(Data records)
+===+

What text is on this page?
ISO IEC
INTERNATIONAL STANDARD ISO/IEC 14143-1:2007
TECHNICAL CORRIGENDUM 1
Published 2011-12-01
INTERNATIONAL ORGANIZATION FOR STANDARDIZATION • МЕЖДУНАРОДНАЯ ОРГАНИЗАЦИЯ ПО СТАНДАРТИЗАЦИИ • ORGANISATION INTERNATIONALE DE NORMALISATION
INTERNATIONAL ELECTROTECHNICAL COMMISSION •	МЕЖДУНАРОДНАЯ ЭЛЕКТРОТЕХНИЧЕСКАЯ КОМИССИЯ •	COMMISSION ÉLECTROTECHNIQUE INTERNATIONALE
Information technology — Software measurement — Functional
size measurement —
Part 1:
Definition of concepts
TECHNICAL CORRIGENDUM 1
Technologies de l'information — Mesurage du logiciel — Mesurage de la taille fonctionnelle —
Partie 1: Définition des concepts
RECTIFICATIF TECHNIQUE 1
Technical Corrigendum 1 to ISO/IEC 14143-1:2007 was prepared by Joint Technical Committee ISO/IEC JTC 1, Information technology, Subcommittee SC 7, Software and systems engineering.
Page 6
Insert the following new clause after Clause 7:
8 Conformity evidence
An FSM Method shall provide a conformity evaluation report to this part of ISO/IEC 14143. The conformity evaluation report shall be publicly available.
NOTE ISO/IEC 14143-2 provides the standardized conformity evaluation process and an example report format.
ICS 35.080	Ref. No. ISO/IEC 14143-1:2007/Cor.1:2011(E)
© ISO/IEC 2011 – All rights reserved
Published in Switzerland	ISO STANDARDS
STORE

+===+

Requirements: Make an exact copy of the listing, including every line.

Response below:
What text is on this page?
ISO IEC
INTERNATIONAL STANDARD ISO/IEC 14143-1:2007
TECHNICAL CORRIGENDUM 1
Published 2011-12-01
INTERNATIONAL ORGANIZATION FOR STANDARDIZATION • МЕЖДУНАРОДНАЯ ОРГАНИЗАЦИЯ ПО СТАНДАРТИЗАЦИИ • ORGANISATION INTERNATIONALE DE NORMALISATION
INTERNATIONAL ELECTROTECHNICAL COMMISSION •	МЕЖДУНАРОДНАЯ ЭЛЕКТРОТЕХНИЧЕСКАЯ КОМИССИЯ •	COMMISSION ÉLECTROTECHNIQUE INTERNATIONALE
Information technology — Software measurement — Functional
size measurement —
Part 1:
Definition of concepts
TECHNICAL CORRIGENDUM 1
Technologies de l'information — Mesurage du logiciel — Mesurage de la taille fonctionnelle —
Partie 1: Définition des concepts
RECTIFICATIF TECHNIQUE 1
Technical Corrigendum 1 to ISO/IEC 14143-1:2007 was prepared by Joint Technical Committee ISO/IEC JTC 1, Information technology, Subcommittee SC 7, Software and systems engineering.
Page 6
Insert the following new clause after Clause 7:
8 Conformity evidence
An FSM Method shall provide a conformity evaluation report to this part of ISO/IEC 14143. The conformity evaluation report shall be publicly available.
NOTE ISO/IEC 14143-2 provides the standardized conformity evaluation process and an example report format.
ICS 35.080	Ref. No. ISO/IEC 14143-1:2007/Cor.1:2011(E)
© ISO/IEC 2011 – All rights reserved
Published in Switzerland	ISO STANDARDS
STORE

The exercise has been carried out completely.